>> start Data records

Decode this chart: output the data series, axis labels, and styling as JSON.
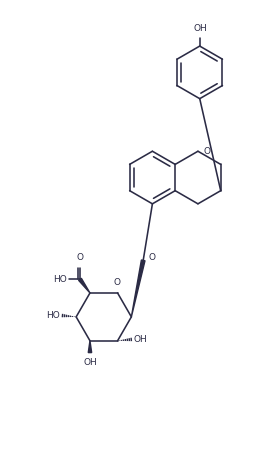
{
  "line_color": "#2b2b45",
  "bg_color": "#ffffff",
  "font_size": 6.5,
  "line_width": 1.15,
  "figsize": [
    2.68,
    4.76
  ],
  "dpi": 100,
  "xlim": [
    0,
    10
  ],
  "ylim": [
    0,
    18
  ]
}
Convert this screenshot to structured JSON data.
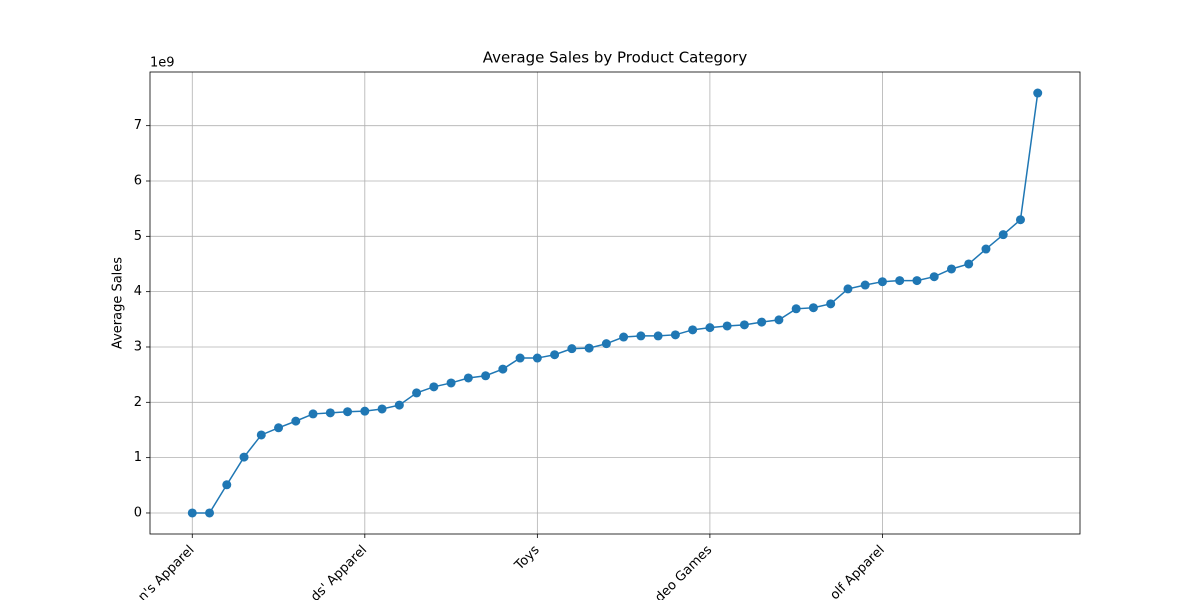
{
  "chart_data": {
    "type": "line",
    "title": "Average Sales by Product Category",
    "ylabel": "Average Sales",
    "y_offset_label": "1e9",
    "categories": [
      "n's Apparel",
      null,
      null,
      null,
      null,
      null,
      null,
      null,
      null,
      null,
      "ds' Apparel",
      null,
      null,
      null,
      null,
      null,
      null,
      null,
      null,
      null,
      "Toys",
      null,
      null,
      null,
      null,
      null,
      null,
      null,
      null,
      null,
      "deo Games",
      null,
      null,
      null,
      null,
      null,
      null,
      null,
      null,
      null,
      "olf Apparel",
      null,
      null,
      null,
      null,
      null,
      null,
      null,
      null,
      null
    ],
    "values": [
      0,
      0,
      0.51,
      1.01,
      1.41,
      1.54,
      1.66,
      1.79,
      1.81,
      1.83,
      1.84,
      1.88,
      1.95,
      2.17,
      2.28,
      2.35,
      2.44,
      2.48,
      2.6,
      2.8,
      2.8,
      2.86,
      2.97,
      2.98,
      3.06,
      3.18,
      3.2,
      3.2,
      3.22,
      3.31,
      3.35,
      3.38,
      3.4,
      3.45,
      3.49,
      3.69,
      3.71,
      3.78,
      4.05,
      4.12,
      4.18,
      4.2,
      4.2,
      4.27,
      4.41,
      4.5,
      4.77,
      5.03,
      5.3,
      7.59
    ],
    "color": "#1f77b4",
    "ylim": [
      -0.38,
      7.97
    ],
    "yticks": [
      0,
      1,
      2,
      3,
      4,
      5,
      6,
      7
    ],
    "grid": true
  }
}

>> end Data records
>> start Data records

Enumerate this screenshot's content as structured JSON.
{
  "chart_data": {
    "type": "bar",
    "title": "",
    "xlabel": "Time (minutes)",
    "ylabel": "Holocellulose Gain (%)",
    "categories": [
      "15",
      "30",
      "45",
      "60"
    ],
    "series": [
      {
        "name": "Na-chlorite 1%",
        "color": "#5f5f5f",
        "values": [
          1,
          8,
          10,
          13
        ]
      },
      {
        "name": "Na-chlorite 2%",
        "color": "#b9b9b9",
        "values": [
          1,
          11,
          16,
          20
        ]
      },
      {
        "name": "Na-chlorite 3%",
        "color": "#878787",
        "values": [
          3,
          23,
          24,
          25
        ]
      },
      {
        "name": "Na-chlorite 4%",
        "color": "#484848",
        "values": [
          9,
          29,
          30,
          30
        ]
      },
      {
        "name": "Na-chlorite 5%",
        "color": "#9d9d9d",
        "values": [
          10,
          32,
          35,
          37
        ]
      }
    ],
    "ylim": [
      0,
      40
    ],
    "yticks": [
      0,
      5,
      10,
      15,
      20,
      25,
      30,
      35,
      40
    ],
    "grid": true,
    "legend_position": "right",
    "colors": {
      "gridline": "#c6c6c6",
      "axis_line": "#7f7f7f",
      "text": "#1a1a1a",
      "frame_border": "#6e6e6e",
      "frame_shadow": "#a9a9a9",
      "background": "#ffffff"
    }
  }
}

>> end Data records

Goal of the exercise – Point out every line holding the string "Average" and copy it.

Finished answer –
    "title": "Average Sales by Product Category",
    "ylabel": "Average Sales",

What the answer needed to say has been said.